Aim: Give the data below again, word for word.

(Records from a data collection)

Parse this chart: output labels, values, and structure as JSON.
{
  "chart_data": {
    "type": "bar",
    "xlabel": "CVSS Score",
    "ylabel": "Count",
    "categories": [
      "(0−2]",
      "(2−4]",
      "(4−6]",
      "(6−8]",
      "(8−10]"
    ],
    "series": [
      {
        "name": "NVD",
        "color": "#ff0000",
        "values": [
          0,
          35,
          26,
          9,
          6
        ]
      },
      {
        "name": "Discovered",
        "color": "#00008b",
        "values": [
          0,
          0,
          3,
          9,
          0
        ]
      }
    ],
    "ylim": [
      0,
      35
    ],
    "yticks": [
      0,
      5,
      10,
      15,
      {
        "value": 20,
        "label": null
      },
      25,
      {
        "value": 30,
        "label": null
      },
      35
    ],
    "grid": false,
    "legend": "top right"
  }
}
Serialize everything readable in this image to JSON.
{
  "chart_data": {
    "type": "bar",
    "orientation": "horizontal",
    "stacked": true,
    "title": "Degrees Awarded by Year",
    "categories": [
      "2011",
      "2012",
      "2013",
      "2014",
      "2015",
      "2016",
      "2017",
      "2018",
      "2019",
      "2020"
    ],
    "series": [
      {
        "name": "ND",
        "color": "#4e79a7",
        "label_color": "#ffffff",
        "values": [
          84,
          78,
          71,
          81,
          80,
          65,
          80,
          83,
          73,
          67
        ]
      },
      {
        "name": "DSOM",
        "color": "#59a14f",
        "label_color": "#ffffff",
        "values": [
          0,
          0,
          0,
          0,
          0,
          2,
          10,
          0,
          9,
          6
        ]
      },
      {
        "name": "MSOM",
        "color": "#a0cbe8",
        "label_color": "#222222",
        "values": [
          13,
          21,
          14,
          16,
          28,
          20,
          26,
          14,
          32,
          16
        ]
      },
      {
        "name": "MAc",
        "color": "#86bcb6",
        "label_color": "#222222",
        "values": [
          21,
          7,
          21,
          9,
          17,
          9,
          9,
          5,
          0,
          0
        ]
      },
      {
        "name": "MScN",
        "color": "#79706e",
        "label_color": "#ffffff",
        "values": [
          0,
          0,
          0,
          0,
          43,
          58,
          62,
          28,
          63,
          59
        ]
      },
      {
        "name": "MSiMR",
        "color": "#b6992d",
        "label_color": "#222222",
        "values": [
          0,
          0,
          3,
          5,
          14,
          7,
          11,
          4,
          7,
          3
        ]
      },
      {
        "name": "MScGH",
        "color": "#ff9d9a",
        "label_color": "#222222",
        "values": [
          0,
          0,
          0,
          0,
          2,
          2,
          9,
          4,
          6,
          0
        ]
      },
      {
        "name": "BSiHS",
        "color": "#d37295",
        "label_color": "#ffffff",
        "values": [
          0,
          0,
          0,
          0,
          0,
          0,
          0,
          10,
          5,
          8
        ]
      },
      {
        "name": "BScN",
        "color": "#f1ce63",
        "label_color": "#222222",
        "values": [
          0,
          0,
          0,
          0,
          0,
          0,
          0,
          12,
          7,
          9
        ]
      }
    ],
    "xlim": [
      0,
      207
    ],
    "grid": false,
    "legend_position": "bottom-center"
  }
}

The result:
Parse this chart: output labels, values, and structure as JSON.
{
  "chart_data": {
    "type": "bar",
    "xlabel": "CVSS Score",
    "ylabel": "Count",
    "categories": [
      "(0−2]",
      "(2−4]",
      "(4−6]",
      "(6−8]",
      "(8−10]"
    ],
    "series": [
      {
        "name": "NVD",
        "color": "#ff0000",
        "values": [
          0,
          35,
          26,
          9,
          6
        ]
      },
      {
        "name": "Discovered",
        "color": "#00008b",
        "values": [
          0,
          0,
          3,
          9,
          0
        ]
      }
    ],
    "ylim": [
      0,
      35
    ],
    "yticks": [
      0,
      5,
      10,
      15,
      {
        "value": 20,
        "label": null
      },
      25,
      {
        "value": 30,
        "label": null
      },
      35
    ],
    "grid": false,
    "legend": "top right"
  }
}
Serialize everything readable in this image to JSON.
{
  "chart_data": {
    "type": "bar",
    "orientation": "horizontal",
    "stacked": true,
    "title": "Degrees Awarded by Year",
    "categories": [
      "2011",
      "2012",
      "2013",
      "2014",
      "2015",
      "2016",
      "2017",
      "2018",
      "2019",
      "2020"
    ],
    "series": [
      {
        "name": "ND",
        "color": "#4e79a7",
        "label_color": "#ffffff",
        "values": [
          84,
          78,
          71,
          81,
          80,
          65,
          80,
          83,
          73,
          67
        ]
      },
      {
        "name": "DSOM",
        "color": "#59a14f",
        "label_color": "#ffffff",
        "values": [
          0,
          0,
          0,
          0,
          0,
          2,
          10,
          0,
          9,
          6
        ]
      },
      {
        "name": "MSOM",
        "color": "#a0cbe8",
        "label_color": "#222222",
        "values": [
          13,
          21,
          14,
          16,
          28,
          20,
          26,
          14,
          32,
          16
        ]
      },
      {
        "name": "MAc",
        "color": "#86bcb6",
        "label_color": "#222222",
        "values": [
          21,
          7,
          21,
          9,
          17,
          9,
          9,
          5,
          0,
          0
        ]
      },
      {
        "name": "MScN",
        "color": "#79706e",
        "label_color": "#ffffff",
        "values": [
          0,
          0,
          0,
          0,
          43,
          58,
          62,
          28,
          63,
          59
        ]
      },
      {
        "name": "MSiMR",
        "color": "#b6992d",
        "label_color": "#222222",
        "values": [
          0,
          0,
          3,
          5,
          14,
          7,
          11,
          4,
          7,
          3
        ]
      },
      {
        "name": "MScGH",
        "color": "#ff9d9a",
        "label_color": "#222222",
        "values": [
          0,
          0,
          0,
          0,
          2,
          2,
          9,
          4,
          6,
          0
        ]
      },
      {
        "name": "BSiHS",
        "color": "#d37295",
        "label_color": "#ffffff",
        "values": [
          0,
          0,
          0,
          0,
          0,
          0,
          0,
          10,
          5,
          8
        ]
      },
      {
        "name": "BScN",
        "color": "#f1ce63",
        "label_color": "#222222",
        "values": [
          0,
          0,
          0,
          0,
          0,
          0,
          0,
          12,
          7,
          9
        ]
      }
    ],
    "xlim": [
      0,
      207
    ],
    "grid": false,
    "legend_position": "bottom-center"
  }
}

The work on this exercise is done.